### Tasks to complete
1. What wind speed is given in the wind load thread?
2. List every factor in the wind load thread that is labeled with a letter symbol, together with its value.
3. Please write the next reply in the wind load thread, picking up after its last post.

### Given passage

+ + + + +

Wind load on a single beam

[SKJ25POL]

May I ask if my wind load calculation for single W shape beam (54 ft span), 40 feet up in air laying upright is correct?

I have velocity pressure of 21.00 psf the beam is a W 24x68

I think applying a uniform wind load laterally of 54 ft x 40 psf = 2160 plf or 2.16 is the wind load on beam. May I ask if I am correct?

Thank you

 

[TehMightyEngineer]

Seems close enough to what I would expect, didn't run any numbers to see if it's correct, though as you didn't say what MPH wind zone you're in.

Just curious though, how is the wind load actually controlling the design? Is it because of the 54 ft span?

Maine EIT, Civil/Structural.

 

[PAstructural08]

Without know additional information the actual wind pressure could not be checked.

You give a wind pressure of 21 psf so where does the 40 psf come from?
Also, you shouldn't be multiplying the wind pressure by the length of the beam; it should be the design pressure x the depth of the beam. That will give you a linear load on your beam that should be applied to the length (54ft).

 

[TehMightyEngineer]

Yeah, good catch PA. It looks like you took the 21 PSF x 2 ft to get roughly the 40 PSF (which should be PLF). You then multiplied by the length to get the total load of 2160 lb or 2.16 kips. Again, this is a relatively small load for a W24x68, even in weak-axis bending. I can only assume it's being controlled by combined bi-axial bending with the long span. You should also check if there is any second-order effects on the beam.

Maine EIT, Civil/Structural.

 

[SKJ25POL]

Dear PAstructural08 (Structural), thank you for your response.
I made maistake when typing, I meant to say I have the velocity pressure of 21 psf and the length of beam is 54 feet so the liner load along the beam is 21 psf X 54 ft = 1134 plf
the 40 feet is only the elevation of beam and I stated just for FYI

Is the 1134 plf the uniform distributed load that shall be applied to beam?
Is there other method on calculating the wind on a beam at the elevation of 40 feet about ground?

The infor for the wind calcualation I used:
Wind speed 90mph
Wind Directionality factor Kd 0.85
Impoetance facror 1.15
Exposure category C
Kh 1.19
Kz 1.04
Kzt 1.0
G 0.85

Ended up qz =21.0 psf

 

[TehMightyEngineer]

Are you using the components and cladding design values?

Maine EIT, Civil/Structural.

 

[PAstructural08]

I think you're still multiplying the pressure by the length; should be 21 psf x 2ft (W24x68 depth) = 42 plf = 0.042 klf.

Also, that is a wind pressure; you should be using a design wind load. Take the velocity pressure and multiply that by a gust-effect factor and force coefficient (see section 6.5.15 ASCE 7-05). You would take that design force x 2ft = the plf load that should be applied to the beam.

+ + + + +

### Dataset section
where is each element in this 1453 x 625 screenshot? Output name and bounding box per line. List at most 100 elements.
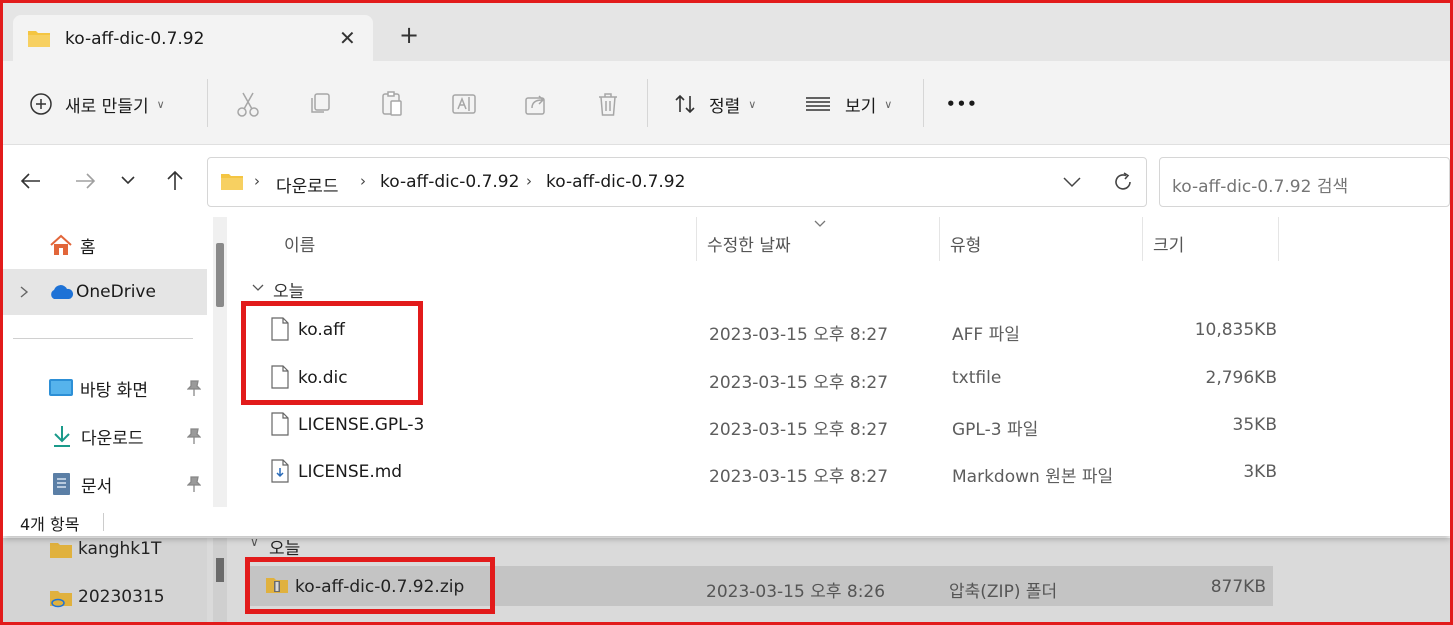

+ + + + +

### Outputs by task
1. 90 mph

2.
Kd 0.85
Kh 1.19
Kz 1.04
Kzt 1.0
G 0.85

3.
[jayrod12]

And no. 1134 plf is not what you should be using. You should be using your uniform PSF pressure times the Height of the beam, not the length. Your uniform load along the length of the beam should be in the order of 40 PLF. This is very basic load determination.

 

[SKJ25POL]

PAstructural08 (Structural),
Agai thank you for your direction. I understand your points.
What force coefficentneeds to be used:
Fig 6-20 Solid Freestanding Walls/Solid signs
Fig 6-21 Chimmneys, Tanks, roof top,...
Fig 6-22 Open signs and Lattice Frameworkds
Fig 6-23 Trussed Towers

Which from above?

May I ask how I calculate Cf for W24x68? That's where I am stuck.

Thank you

Also wind blows toweak axis of the beam.

 

[PAstructural08]

What is this beam being used for?

A simple answer (for a single beam), I would use Fig 6-23 to calculate your force coefficient (Cf). Where your 'E' for a single beam would be unity (1) and using the formula for a square cross section Cf = 2.1.

 

[SKJ25POL]

PAstructural08 (Structural,
The beam runs paralled to each side of a belt conveyor (in air).
The story is there are two beams running parallel to a belt conveyor truss and intention is to lay the truss in these two bean and replace the bottom horizontal truss in the existing belt conveyor truss.

I don't know for wind load calculation these beams are componant/Cladding or MWFR?
Seems with the method that we are using to dtermine wind load does not matter c/c or mwfr.

I appreciate for your kind help and solid knowldge

 

[TehMightyEngineer]

It should be components and cladding.

Maine EIT, Civil/Structural.

 

[SKJ25POL]

TehMightyEngineer (Structural),
How being Componant and Clading changes the value?
I don't see anywhere in section 6.5.15 ASCE 7-05 diffrentiate between MWFR and C/C?

 

[TehMightyEngineer]

Oh, I see, you're using 6.5.15. That seems applicable and you are correct that there is no distinction between MWFRS and C/C in that section that I'm aware of.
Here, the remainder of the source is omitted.